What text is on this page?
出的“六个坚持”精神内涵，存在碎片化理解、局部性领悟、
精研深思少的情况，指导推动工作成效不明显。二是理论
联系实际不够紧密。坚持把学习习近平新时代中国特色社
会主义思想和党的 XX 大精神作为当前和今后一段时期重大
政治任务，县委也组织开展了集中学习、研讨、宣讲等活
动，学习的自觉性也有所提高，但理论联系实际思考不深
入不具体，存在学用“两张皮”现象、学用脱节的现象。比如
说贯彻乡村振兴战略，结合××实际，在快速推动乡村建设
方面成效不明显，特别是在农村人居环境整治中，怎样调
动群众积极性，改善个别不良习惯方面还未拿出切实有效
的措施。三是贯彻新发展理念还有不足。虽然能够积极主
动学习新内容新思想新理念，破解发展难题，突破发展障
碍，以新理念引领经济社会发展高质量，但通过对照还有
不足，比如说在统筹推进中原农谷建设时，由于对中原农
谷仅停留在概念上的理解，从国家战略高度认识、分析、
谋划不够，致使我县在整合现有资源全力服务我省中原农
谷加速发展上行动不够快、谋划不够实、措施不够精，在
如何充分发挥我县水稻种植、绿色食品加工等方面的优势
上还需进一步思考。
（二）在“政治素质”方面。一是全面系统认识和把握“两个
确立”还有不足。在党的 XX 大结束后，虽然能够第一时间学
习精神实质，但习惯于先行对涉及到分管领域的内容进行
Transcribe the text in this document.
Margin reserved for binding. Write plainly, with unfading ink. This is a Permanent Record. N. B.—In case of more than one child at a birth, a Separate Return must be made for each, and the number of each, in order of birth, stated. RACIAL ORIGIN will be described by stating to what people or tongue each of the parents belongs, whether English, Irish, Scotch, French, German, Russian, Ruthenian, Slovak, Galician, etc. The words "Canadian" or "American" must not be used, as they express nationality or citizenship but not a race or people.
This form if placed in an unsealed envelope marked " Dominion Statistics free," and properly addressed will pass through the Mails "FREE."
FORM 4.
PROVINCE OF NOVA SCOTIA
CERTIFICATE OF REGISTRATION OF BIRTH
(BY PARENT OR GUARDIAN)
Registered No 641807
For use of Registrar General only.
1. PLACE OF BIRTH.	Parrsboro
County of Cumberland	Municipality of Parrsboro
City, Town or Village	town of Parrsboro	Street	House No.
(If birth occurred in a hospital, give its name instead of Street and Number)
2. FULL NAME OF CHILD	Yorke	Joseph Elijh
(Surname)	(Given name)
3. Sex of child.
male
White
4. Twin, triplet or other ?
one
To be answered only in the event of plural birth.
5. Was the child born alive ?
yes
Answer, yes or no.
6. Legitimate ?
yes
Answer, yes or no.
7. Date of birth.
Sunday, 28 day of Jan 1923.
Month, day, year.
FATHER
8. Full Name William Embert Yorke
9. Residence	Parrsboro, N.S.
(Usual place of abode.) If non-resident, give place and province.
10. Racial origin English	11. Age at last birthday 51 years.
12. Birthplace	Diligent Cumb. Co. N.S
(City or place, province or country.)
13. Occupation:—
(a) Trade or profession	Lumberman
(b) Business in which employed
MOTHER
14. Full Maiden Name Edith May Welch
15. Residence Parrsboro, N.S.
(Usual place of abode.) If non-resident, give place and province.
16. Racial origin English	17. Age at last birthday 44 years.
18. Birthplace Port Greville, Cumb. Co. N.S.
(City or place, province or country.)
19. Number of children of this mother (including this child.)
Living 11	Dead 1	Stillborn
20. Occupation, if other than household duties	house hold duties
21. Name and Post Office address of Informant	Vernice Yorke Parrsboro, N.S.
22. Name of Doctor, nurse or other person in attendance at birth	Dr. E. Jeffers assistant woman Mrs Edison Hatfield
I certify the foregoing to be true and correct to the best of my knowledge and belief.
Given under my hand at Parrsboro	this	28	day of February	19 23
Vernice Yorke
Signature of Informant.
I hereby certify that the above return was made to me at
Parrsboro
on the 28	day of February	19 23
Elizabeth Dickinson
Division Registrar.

**Written problem:** Check every line for "Parrsboro" and show the ones that have it.

**Written answer:**
1. PLACE OF BIRTH.	Parrsboro
County of Cumberland	Municipality of Parrsboro
City, Town or Village	town of Parrsboro	Street	House No.
9. Residence	Parrsboro, N.S.
15. Residence Parrsboro, N.S.
21. Name and Post Office address of Informant	Vernice Yorke Parrsboro, N.S.
Given under my hand at Parrsboro	this	28	day of February	19 23
Parrsboro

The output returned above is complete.